What is being asked:
Copy every line of the records below where the word "hand" occurs.

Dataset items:
_ _ _

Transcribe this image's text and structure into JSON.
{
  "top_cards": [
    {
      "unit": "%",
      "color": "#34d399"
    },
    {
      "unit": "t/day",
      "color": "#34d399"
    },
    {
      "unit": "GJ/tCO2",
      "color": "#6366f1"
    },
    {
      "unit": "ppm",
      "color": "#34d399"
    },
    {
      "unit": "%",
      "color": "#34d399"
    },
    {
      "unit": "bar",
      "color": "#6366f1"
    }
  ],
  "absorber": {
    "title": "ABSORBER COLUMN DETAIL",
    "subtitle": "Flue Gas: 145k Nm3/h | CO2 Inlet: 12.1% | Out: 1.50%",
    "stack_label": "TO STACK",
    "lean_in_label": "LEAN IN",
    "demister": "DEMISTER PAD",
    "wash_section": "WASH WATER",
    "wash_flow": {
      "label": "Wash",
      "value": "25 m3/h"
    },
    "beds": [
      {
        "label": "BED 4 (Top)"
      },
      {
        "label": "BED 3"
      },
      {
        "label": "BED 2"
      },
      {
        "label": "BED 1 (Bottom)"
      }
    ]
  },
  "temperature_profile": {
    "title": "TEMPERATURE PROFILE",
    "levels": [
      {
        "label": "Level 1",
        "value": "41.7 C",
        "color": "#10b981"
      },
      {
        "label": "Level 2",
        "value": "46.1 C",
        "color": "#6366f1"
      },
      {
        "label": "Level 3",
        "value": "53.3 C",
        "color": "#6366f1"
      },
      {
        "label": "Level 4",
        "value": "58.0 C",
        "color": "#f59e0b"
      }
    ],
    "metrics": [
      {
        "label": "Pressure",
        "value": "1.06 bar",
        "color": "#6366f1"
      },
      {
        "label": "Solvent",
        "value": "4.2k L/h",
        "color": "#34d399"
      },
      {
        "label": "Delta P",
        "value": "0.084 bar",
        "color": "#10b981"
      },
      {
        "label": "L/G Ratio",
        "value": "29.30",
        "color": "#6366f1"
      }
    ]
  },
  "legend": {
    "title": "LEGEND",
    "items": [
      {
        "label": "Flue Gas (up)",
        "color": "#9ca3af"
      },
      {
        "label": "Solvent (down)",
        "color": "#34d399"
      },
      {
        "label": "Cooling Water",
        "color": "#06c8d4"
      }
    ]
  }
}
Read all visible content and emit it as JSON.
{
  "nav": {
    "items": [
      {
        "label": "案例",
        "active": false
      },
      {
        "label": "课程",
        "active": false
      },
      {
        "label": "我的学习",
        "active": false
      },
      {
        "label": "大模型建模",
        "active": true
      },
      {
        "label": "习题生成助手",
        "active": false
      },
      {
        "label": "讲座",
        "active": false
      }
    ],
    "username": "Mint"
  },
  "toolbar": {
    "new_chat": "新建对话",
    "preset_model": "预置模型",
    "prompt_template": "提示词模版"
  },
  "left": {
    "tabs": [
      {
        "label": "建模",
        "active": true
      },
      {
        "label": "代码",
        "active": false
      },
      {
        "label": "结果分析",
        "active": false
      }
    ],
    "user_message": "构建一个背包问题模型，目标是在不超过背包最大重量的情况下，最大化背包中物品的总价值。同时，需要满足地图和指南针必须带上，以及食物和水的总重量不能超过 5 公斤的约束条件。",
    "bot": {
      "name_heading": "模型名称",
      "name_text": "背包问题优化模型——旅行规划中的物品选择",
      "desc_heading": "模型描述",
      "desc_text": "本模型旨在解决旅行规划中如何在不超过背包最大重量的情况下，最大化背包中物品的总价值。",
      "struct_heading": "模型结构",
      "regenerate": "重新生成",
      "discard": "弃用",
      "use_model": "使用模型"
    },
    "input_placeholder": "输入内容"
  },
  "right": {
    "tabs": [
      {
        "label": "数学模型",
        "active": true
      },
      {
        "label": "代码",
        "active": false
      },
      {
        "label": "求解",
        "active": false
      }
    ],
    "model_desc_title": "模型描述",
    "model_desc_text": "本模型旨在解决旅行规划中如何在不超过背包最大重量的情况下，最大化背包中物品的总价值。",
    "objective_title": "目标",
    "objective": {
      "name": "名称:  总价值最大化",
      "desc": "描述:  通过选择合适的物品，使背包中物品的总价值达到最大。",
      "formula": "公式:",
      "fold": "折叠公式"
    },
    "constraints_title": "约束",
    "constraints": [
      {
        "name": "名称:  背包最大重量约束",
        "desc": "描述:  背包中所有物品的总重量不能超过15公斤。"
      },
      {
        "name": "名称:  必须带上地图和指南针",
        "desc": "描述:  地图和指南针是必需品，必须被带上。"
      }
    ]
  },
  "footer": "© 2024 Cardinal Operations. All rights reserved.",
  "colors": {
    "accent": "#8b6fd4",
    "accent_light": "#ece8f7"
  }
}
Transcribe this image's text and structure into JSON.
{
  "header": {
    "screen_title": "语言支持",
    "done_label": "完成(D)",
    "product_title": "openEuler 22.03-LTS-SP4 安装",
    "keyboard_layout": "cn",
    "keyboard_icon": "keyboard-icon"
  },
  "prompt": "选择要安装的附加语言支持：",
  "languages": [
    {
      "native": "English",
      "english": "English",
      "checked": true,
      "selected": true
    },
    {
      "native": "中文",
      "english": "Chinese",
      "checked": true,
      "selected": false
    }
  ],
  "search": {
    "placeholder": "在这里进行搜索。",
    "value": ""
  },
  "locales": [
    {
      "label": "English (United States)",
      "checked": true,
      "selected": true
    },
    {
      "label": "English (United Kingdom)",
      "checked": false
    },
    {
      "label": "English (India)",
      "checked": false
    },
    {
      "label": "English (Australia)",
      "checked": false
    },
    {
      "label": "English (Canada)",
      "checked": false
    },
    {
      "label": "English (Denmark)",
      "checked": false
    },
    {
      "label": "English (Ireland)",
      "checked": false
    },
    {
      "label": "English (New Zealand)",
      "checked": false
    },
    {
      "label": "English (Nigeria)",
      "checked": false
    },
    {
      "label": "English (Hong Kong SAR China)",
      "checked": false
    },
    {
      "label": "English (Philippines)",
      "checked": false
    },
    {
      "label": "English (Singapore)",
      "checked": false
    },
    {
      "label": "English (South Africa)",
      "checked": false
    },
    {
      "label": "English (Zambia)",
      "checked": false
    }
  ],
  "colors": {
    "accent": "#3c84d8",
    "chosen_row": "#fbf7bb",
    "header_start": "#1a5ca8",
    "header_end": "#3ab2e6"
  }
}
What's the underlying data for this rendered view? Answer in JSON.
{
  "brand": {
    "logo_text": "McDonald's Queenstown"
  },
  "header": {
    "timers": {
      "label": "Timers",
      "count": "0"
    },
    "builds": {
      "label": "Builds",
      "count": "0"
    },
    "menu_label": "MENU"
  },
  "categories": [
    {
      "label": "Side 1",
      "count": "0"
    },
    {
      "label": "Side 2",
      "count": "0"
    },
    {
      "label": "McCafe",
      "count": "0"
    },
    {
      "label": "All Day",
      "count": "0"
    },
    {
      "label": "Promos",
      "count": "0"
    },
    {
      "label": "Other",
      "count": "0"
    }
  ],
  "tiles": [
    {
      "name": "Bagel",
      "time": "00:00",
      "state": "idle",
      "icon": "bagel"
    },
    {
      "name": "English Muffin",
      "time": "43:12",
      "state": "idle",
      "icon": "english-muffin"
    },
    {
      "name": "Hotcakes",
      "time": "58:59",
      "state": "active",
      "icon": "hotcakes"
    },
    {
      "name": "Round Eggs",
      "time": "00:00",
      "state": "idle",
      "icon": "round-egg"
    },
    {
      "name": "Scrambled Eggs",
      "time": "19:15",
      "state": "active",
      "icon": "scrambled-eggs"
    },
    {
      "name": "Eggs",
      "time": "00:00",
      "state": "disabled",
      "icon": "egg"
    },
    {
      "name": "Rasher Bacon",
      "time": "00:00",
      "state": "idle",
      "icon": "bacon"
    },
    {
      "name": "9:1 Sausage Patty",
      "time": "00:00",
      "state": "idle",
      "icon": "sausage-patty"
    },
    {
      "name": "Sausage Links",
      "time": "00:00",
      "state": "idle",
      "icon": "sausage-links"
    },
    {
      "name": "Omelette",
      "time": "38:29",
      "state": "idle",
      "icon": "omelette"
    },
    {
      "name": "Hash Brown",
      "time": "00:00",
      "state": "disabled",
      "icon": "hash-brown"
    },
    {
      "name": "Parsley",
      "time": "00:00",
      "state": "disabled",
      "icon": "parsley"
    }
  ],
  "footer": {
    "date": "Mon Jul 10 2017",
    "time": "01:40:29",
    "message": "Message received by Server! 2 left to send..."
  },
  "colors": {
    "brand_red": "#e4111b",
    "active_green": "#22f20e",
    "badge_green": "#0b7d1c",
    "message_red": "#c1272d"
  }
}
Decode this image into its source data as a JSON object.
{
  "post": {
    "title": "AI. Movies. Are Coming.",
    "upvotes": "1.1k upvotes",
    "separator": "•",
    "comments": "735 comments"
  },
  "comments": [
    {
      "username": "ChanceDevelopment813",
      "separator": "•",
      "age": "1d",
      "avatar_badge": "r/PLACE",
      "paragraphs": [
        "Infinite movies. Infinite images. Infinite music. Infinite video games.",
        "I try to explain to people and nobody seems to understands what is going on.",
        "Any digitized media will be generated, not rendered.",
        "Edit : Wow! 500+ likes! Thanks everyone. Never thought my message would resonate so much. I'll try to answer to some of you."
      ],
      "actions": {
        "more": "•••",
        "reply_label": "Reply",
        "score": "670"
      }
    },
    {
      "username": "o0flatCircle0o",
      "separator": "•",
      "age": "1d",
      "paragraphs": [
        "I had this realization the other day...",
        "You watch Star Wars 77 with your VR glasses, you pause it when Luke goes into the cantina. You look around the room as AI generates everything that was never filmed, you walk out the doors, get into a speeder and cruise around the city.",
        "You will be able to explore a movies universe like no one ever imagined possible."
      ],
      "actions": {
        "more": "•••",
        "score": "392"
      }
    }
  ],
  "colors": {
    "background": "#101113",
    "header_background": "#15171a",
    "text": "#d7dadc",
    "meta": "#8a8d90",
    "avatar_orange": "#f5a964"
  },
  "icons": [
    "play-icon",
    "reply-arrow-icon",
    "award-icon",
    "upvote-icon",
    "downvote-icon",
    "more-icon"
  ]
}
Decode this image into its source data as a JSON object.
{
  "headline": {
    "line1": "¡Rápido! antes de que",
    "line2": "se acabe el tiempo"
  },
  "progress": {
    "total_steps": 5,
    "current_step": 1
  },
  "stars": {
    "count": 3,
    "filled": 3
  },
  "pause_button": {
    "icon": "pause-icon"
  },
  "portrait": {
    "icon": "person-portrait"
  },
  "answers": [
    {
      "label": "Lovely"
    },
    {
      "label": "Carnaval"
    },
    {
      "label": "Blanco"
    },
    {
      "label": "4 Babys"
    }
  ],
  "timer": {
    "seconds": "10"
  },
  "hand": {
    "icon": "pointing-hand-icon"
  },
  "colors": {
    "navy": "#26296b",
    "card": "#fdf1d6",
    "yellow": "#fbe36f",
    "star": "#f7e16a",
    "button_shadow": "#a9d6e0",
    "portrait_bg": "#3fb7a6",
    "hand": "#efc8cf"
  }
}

_ _ _

Answer to this problem:
  "hand": {
    "icon": "pointing-hand-icon"
    "hand": "#efc8cf"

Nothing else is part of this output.